Exercise aim:
Go over the entries below line by line, copying each one that contains the word "thiết".

Data entries:
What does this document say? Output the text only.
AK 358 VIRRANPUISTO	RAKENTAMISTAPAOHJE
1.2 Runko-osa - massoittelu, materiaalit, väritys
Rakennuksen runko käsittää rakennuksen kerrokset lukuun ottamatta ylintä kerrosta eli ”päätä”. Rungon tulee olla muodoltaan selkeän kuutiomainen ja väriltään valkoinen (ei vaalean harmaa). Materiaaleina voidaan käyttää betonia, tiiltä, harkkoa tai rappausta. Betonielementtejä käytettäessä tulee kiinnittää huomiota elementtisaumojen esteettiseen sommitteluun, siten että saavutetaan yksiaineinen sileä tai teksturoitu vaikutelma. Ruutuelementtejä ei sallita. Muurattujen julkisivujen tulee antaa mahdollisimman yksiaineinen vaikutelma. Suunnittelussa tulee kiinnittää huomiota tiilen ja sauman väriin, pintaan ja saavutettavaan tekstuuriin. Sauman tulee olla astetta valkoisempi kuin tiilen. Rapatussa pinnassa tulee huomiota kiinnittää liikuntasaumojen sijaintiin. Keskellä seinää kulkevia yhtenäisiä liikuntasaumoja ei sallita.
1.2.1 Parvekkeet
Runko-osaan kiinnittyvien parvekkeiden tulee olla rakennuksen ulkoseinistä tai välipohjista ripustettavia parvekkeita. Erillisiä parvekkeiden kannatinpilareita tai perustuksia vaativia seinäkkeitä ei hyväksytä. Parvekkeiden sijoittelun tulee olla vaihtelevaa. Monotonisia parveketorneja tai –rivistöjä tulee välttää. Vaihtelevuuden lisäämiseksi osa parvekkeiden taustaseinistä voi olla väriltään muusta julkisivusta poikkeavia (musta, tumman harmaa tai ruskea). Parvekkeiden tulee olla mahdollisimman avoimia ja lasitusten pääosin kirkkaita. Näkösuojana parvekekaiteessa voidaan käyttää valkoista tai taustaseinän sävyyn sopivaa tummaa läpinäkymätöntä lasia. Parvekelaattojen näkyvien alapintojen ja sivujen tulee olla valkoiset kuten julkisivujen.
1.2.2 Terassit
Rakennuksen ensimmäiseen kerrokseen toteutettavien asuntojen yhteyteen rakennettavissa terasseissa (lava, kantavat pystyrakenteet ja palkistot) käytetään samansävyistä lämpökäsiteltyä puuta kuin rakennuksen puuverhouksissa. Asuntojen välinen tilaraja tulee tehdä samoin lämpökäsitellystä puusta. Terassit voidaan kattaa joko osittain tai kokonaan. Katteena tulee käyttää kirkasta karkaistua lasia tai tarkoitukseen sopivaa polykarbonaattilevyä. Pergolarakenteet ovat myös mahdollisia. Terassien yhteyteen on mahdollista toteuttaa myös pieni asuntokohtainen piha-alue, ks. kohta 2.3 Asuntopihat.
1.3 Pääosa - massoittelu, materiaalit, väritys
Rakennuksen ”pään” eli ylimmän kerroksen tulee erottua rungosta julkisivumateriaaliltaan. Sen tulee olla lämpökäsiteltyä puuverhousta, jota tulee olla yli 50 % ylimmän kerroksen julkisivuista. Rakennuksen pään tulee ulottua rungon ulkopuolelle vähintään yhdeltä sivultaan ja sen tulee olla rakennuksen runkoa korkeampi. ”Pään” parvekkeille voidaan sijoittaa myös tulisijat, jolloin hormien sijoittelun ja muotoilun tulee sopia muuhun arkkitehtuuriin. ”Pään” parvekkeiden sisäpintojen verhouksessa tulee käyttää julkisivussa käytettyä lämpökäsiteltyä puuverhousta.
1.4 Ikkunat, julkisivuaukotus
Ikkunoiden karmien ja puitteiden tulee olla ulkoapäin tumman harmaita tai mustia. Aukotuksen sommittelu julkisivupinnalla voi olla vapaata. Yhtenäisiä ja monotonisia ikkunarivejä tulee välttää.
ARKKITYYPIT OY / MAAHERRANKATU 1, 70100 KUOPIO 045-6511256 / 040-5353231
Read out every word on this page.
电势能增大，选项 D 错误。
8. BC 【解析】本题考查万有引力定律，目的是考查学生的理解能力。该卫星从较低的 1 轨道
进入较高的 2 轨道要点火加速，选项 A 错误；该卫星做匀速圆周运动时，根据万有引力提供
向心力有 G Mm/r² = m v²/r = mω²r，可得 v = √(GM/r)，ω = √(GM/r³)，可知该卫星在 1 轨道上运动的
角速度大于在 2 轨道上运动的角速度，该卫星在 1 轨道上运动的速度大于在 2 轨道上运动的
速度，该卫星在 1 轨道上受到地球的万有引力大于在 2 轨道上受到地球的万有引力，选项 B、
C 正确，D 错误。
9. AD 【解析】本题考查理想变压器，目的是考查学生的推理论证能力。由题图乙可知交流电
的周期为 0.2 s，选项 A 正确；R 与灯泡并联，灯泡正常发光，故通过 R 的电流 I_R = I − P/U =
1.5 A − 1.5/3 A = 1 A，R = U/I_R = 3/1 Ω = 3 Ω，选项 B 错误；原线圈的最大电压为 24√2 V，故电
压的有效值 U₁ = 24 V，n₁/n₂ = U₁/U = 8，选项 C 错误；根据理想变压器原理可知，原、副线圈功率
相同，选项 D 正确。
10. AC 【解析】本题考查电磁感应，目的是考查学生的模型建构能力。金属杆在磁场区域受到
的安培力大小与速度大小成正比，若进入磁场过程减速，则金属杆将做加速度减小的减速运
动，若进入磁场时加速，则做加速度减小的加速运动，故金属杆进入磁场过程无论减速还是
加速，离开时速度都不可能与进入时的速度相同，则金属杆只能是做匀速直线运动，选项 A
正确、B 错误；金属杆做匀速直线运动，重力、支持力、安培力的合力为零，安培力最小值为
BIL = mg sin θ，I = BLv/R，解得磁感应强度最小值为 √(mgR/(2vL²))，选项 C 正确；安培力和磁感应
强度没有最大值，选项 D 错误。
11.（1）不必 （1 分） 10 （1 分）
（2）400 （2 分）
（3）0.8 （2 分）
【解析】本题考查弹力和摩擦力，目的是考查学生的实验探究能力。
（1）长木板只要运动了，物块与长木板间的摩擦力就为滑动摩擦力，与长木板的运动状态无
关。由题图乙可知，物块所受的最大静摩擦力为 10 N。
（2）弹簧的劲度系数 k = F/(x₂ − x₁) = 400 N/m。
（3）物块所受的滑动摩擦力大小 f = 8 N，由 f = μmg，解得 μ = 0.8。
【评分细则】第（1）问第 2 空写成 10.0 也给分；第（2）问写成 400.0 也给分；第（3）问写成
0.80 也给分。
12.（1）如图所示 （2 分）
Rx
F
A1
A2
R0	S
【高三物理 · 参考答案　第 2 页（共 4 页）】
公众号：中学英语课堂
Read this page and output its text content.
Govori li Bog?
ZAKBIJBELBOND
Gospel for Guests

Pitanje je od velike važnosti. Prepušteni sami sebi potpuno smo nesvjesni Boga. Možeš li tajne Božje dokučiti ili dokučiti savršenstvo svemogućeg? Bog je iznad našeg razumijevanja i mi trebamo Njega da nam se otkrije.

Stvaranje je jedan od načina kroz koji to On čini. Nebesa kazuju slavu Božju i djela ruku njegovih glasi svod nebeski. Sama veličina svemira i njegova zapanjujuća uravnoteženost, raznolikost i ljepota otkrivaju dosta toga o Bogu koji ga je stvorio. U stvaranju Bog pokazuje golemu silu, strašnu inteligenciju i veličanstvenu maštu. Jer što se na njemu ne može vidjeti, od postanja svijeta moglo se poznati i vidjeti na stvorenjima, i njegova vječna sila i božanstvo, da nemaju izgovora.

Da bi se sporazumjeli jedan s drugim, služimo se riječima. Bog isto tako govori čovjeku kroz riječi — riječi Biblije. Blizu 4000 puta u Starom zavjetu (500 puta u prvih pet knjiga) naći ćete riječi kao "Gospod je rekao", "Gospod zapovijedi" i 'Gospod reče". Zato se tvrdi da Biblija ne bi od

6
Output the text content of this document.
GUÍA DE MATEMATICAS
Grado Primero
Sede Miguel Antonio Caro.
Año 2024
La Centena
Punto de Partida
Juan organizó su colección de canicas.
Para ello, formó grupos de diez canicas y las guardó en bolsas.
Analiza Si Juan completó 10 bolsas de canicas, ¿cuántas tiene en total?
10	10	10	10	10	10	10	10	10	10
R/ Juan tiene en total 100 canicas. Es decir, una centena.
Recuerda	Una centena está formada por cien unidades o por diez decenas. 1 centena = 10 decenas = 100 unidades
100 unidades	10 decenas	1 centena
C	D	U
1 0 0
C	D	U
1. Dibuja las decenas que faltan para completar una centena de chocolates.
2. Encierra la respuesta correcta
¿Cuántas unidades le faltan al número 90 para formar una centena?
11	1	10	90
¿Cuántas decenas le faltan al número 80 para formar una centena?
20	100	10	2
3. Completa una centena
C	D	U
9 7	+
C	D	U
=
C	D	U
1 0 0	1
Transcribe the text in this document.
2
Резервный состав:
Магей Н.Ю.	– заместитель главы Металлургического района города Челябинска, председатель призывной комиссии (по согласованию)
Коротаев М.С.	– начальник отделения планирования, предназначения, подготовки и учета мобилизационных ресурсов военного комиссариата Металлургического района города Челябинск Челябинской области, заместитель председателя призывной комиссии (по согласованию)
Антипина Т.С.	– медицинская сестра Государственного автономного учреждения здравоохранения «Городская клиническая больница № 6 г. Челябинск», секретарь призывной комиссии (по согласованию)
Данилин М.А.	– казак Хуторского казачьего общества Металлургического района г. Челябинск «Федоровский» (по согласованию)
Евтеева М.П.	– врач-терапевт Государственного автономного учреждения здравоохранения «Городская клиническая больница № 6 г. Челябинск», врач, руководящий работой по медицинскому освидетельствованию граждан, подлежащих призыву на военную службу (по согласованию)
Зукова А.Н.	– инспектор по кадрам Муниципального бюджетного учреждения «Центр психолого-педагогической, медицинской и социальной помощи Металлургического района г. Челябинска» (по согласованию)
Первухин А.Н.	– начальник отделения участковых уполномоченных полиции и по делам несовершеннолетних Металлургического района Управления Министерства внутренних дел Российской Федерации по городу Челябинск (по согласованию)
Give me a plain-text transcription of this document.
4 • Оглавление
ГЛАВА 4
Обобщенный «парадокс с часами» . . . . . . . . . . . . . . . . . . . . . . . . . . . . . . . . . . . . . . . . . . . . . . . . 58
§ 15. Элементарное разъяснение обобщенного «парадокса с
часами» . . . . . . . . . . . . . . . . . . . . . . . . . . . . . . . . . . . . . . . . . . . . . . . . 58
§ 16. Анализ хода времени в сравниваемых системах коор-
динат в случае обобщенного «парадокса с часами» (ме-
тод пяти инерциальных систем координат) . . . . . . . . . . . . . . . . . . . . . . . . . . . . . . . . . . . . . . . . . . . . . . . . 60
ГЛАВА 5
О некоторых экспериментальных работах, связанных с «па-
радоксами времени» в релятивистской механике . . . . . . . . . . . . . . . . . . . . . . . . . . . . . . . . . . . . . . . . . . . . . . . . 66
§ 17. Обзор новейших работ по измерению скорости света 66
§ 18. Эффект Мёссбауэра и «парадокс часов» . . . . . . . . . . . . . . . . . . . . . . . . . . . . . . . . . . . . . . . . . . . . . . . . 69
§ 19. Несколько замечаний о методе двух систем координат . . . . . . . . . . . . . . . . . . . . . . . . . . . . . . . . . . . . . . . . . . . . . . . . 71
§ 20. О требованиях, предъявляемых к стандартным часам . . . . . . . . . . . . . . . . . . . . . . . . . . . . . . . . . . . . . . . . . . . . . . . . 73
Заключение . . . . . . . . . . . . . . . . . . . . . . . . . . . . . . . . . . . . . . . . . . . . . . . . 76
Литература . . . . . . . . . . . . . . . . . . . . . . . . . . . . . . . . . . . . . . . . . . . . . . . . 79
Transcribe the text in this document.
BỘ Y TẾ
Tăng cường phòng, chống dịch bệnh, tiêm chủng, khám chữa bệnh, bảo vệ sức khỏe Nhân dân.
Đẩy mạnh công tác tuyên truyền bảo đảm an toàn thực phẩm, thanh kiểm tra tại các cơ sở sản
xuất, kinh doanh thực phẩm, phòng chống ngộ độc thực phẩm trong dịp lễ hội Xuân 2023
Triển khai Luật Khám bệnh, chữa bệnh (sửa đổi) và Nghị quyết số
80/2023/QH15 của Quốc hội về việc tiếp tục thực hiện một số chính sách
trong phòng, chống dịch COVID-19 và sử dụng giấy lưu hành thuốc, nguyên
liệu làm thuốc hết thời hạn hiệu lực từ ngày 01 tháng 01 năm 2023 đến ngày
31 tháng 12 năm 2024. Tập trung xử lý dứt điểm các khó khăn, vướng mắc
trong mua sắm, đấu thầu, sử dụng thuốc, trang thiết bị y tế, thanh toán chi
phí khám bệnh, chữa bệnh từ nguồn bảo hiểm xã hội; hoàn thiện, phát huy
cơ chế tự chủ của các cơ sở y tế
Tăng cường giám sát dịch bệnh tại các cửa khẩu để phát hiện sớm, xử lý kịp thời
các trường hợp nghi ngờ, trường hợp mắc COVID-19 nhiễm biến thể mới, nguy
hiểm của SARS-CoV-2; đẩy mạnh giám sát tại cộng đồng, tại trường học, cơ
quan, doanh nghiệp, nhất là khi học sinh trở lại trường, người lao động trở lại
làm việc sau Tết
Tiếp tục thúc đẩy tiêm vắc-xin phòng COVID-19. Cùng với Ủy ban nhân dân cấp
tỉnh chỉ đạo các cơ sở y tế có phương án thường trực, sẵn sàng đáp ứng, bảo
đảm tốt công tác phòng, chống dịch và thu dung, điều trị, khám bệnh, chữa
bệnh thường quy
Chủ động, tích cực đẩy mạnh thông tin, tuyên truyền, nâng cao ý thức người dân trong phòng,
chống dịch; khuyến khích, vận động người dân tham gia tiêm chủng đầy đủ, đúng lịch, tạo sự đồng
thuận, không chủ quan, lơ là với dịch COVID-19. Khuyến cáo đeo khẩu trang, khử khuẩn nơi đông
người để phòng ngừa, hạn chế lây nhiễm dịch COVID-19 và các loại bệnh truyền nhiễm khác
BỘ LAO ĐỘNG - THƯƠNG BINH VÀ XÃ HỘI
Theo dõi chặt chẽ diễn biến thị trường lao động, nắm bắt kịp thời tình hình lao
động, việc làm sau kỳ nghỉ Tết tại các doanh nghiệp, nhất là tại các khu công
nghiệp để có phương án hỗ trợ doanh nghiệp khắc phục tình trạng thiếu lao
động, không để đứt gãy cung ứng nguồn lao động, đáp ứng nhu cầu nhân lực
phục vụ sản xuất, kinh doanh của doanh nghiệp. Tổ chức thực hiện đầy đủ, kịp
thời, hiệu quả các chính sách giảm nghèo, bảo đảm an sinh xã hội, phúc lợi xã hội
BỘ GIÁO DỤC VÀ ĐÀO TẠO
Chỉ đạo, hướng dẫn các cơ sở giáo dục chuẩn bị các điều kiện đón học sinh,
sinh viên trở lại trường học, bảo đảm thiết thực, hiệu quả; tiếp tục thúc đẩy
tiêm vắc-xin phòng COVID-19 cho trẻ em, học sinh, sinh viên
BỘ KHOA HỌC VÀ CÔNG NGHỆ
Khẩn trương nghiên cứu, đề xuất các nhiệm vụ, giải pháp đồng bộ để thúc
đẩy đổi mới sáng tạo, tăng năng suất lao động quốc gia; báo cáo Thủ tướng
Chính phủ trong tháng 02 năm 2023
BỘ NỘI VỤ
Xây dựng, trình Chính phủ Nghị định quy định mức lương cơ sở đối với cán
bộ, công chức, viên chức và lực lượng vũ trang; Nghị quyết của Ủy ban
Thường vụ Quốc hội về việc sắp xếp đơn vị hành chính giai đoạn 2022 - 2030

Exercise output:
trong mua sắm, đấu thầu, sử dụng thuốc, trang thiết bị y tế, thanh toán chi
sinh viên trở lại trường học, bảo đảm thiết thực, hiệu quả; tiếp tục thúc đẩy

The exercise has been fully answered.